WHAT IS NEEDED:
Your task is to transcribe the records exactly, skipping every image.

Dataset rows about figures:
◇ ◇ ◇ ◇ ◇ ◇ ◇

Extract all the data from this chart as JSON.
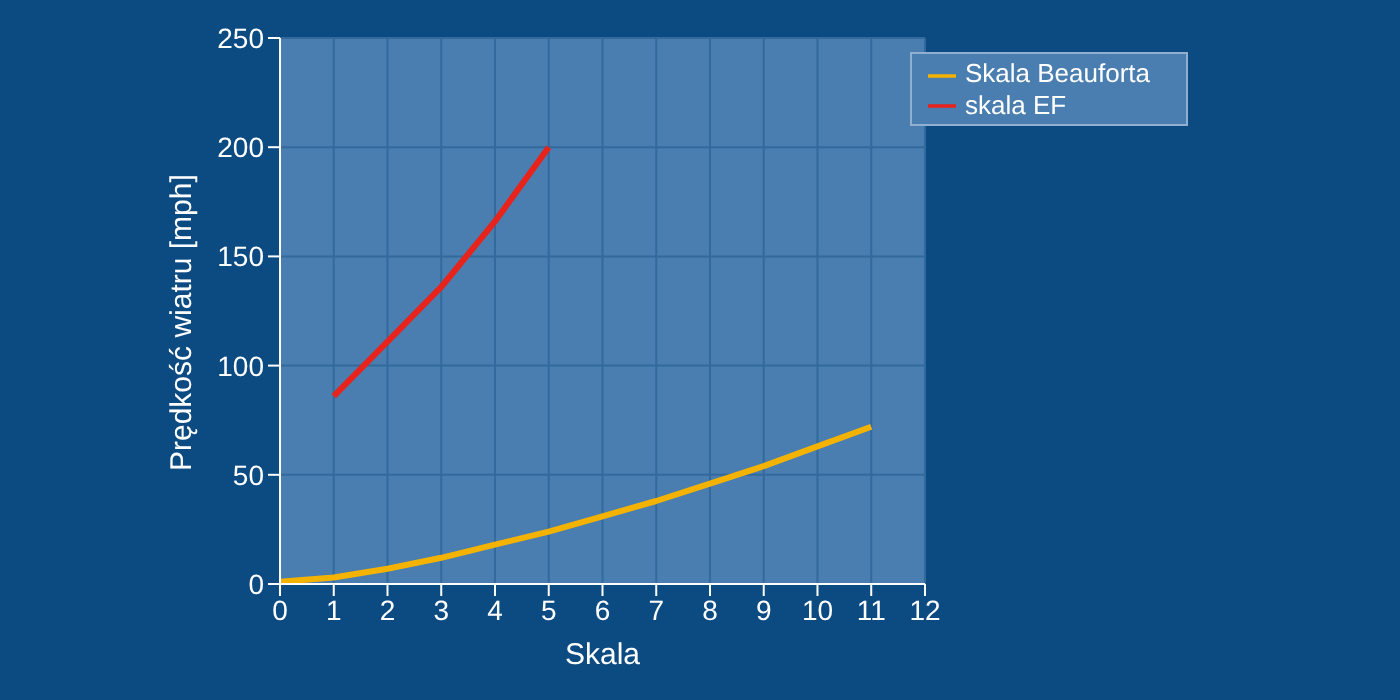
{
  "chart_data": {
    "type": "line",
    "xlabel": "Skala",
    "ylabel": "Prędkość wiatru [mph]",
    "xlim": [
      0,
      12
    ],
    "xticks": [
      0,
      1,
      2,
      3,
      4,
      5,
      6,
      7,
      8,
      9,
      10,
      11,
      12
    ],
    "ylim": [
      0,
      250
    ],
    "yticks": [
      0,
      50,
      100,
      150,
      200,
      250
    ],
    "grid": true,
    "legend": "top right",
    "marker": "none",
    "line_style": "solid",
    "series": [
      {
        "name": "Skala Beauforta",
        "color": "#f5b301",
        "x": [
          0,
          1,
          2,
          3,
          4,
          5,
          6,
          7,
          8,
          9,
          10,
          11
        ],
        "values": [
          1,
          3,
          7,
          12,
          18,
          24,
          31,
          38,
          46,
          54,
          63,
          72
        ]
      },
      {
        "name": "skala EF",
        "color": "#e8231b",
        "x": [
          1,
          2,
          3,
          4,
          5
        ],
        "values": [
          86,
          111,
          136,
          166,
          200
        ]
      }
    ]
  }
}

◇ ◇ ◇ ◇ ◇ ◇ ◇

TASK OUTPUT:
Extract all the data from this chart as JSON.
{
  "chart_data": {
    "type": "line",
    "xlabel": "Skala",
    "ylabel": "Prędkość wiatru [mph]",
    "xlim": [
      0,
      12
    ],
    "xticks": [
      0,
      1,
      2,
      3,
      4,
      5,
      6,
      7,
      8,
      9,
      10,
      11,
      12
    ],
    "ylim": [
      0,
      250
    ],
    "yticks": [
      0,
      50,
      100,
      150,
      200,
      250
    ],
    "grid": true,
    "legend": "top right",
    "marker": "none",
    "line_style": "solid",
    "series": [
      {
        "name": "Skala Beauforta",
        "color": "#f5b301",
        "x": [
          0,
          1,
          2,
          3,
          4,
          5,
          6,
          7,
          8,
          9,
          10,
          11
        ],
        "values": [
          1,
          3,
          7,
          12,
          18,
          24,
          31,
          38,
          46,
          54,
          63,
          72
        ]
      },
      {
        "name": "skala EF",
        "color": "#e8231b",
        "x": [
          1,
          2,
          3,
          4,
          5
        ],
        "values": [
          86,
          111,
          136,
          166,
          200
        ]
      }
    ]
  }
}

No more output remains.